WHAT TO DO>
a – For the comment on array broadcasting below, decide whether each statement agrees with it: (i) the commenter says the behavior is intentional; (ii) NumPy raises an error when a single-element list meets a plural-element list; (iii) in the case shown, the ak.Array constructor calls ak.from_iter. Answer yes or no for each and quote the words that decide it.
b – Carry on the comment about broadcasting in NumPy and Awkward Array below, picking up at the point where it stops.

+++ EXCERPT PROVIDED +++

Git Product home page Git Product logo

Comments (6)

jpivarski avatar jpivarski commented on June 11, 2024

Good catch! Actually, this is intentional, and I was a little worried about how this subtlety would affect users, but couldn't accept the NumPy behavior without a caveat I'll describe below.

First of all, NumPy broadcasts single-element lists into plural-element lists:

>>> np.array([[1.1, 2.2, 3.3], [4.4, 5.5, 6.6]]) + np.array([[10], [20]])
array([[11.1, 12.2, 13.3],
       [24.4, 25.5, 26.6]])

and as a side note, to explain why I say, "plural,"

>>> np.array([[], []]) + np.array([[10], [20]])
array([], shape=(2, 0), dtype=float64)

If you make Awkward arrays the normal way (with the ak.Array constructor, which calls ak.from_iter in the case below), you see that you get an error in this case:

>>> ak.Array([[1.1, 2.2, 3.3], [4.4, 5.5, 6.6]]) + ak.Array([[10], [20]])
...

+++ SUPPLIED MATERIAL +++

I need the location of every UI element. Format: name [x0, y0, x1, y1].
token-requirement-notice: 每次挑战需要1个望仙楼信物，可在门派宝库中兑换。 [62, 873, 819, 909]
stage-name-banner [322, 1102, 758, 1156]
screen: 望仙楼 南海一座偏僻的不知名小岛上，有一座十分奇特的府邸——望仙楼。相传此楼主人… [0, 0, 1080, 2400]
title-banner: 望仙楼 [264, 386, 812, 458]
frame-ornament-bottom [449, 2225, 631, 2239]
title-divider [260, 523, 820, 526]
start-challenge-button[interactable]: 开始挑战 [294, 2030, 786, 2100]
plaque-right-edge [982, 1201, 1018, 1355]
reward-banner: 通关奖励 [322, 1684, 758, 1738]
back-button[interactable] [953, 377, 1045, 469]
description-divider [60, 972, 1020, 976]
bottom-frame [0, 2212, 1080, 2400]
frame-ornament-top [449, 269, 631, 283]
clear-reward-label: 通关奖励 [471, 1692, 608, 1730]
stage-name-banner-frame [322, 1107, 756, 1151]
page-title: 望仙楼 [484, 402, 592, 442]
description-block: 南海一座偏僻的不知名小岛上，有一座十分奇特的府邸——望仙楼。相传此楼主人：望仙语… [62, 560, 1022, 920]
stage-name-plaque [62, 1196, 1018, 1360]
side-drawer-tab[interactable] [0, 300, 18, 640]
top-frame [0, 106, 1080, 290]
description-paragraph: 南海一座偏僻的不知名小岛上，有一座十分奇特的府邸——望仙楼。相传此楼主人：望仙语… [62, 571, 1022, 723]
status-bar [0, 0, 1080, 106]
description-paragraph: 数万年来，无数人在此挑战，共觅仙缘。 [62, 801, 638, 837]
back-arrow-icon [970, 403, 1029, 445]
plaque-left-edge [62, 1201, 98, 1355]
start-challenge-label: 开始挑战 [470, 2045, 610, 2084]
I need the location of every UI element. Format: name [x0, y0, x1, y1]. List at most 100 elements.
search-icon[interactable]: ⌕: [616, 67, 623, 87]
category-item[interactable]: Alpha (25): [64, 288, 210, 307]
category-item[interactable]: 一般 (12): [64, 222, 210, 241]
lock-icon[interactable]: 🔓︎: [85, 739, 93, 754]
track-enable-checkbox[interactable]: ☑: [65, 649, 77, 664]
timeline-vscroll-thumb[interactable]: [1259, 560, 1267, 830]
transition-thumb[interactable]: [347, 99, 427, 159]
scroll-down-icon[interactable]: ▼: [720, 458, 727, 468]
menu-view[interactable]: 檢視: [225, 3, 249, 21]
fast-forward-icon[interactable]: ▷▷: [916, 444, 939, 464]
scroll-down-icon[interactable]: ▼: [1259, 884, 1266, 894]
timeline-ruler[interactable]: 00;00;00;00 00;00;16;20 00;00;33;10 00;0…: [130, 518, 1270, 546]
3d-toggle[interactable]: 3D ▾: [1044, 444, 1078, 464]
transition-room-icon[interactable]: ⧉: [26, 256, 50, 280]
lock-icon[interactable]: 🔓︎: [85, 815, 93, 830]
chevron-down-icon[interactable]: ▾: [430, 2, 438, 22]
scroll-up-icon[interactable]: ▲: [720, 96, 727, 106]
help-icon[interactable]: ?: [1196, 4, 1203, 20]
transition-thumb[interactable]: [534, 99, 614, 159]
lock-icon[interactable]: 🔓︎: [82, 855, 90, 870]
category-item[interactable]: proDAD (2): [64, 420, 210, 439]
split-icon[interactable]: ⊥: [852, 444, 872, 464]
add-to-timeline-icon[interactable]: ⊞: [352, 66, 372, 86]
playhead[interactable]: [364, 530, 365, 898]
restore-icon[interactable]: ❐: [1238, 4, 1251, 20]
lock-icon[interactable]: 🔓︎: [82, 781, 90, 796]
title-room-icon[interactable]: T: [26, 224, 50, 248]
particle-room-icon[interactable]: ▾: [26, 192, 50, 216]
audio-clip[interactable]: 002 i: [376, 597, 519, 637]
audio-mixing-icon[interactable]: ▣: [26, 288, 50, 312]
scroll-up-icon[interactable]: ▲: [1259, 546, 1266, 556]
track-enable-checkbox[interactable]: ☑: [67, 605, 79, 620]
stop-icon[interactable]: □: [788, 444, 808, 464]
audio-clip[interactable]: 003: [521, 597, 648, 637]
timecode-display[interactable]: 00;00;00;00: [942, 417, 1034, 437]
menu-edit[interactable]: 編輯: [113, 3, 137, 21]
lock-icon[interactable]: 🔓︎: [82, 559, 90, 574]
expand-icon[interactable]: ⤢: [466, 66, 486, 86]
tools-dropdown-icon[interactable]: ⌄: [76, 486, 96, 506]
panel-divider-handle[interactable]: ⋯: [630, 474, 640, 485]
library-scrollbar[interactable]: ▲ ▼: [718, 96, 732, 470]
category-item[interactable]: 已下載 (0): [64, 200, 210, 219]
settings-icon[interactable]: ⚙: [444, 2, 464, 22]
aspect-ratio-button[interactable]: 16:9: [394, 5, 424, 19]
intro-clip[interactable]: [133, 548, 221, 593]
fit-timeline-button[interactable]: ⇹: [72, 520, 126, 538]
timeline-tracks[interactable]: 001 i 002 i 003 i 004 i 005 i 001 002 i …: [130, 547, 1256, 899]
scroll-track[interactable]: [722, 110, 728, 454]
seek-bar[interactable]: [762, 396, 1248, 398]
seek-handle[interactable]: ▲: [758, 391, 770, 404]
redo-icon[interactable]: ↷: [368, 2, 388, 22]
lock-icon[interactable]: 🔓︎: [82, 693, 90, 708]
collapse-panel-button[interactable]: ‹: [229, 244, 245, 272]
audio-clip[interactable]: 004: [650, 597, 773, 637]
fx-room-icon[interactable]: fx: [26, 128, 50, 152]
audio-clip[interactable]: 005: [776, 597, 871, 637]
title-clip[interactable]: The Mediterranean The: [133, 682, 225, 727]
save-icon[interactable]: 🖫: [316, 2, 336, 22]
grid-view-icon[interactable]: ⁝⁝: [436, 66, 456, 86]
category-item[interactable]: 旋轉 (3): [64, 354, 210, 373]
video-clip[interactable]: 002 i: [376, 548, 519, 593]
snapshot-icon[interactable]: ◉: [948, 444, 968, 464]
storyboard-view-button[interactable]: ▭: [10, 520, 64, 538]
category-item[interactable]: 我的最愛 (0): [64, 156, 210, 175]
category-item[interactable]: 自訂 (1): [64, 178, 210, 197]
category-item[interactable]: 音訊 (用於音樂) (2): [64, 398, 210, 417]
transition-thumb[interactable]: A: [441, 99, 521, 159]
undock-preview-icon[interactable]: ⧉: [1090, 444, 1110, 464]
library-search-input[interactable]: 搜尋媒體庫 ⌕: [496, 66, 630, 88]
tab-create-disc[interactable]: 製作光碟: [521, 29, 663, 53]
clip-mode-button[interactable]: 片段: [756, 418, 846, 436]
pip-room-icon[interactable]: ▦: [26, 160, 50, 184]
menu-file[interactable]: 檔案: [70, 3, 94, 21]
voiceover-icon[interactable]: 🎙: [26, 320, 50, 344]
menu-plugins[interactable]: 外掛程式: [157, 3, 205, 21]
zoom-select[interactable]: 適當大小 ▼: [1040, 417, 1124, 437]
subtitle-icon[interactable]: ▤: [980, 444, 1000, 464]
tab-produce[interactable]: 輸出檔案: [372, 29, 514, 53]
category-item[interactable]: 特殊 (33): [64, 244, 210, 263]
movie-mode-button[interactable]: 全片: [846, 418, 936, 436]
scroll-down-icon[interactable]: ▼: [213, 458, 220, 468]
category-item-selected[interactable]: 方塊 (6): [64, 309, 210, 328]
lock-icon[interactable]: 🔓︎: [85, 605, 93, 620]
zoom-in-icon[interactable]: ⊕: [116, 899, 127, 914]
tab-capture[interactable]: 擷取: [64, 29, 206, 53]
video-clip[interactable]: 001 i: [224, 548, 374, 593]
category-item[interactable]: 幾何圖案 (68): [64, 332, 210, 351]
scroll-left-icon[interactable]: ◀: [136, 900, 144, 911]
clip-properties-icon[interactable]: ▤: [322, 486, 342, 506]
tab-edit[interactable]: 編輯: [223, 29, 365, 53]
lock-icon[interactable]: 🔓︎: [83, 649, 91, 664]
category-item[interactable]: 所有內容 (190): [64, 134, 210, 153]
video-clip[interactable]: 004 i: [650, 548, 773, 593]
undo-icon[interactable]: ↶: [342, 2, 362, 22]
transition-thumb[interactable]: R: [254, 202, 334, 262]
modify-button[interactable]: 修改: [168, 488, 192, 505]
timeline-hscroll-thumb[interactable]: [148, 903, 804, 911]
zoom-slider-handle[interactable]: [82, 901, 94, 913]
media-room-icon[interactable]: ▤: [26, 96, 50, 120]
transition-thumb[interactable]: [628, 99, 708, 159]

+++

ANSWERS TO EACH TASK>
a –
(i) Yes: "Actually, this is intentional"
(ii) No: "NumPy broadcasts single-element lists into plural-element lists"
(iii) Yes: "with the ak.Array constructor, which calls ak.from_iter in the case below"

b –
ValueError: in ListOffsetArray64, cannot broadcast nested list

So how can Awkward arrays be a generalization of NumPy, if they don't do what NumPy does? Well, consider constructing them using NumPy arrays (the constructor, when passed NumPy arrays, calls ak.from_numpy):

>>> ak.Array(np.array([[1.1, 2.2, 3.3], [4.4, 5.5, 6.6]])) + ak.Array(np.array([[10], [20]]))
<Array [[11.1, 12.2, 13.3, ... 25.5, 26.6]] type='2 * 3 * float64'>

Now it works! What's the difference?

In the first case, the arrays are jagged/the lists they contain can have any length, even though in this case they happen to have the same length. This can be seen as var in the data types:

>>> ak.type(ak.Array([[1.1, 2.2, 3.3], [4.4, 5.5, 6.6]]))
2 * var * float64
>>> ak.type(ak.Array([[10], [20]]))
2 * var * int64

In the second case, the arrays are regular: their lengths must all be the same and this is expressed in the data type as a number:

>>> ak.type(ak.Array(np.array([[1.1, 2.2, 3.3], [4.4, 5.5, 6.6]])))
2 * 3 * float64
>>> ak.type(ak.Array(np.array([[10], [20]])))
2 * 1 * int64

NumPy arrays always contain regular length lists:

>>> ak.type(np.array([[1.1, 2.2, 3.3], [4.4, 5.5, 6.6]]))
2 * 3 * float64
>>> ak.type(np.array([[10], [20]]))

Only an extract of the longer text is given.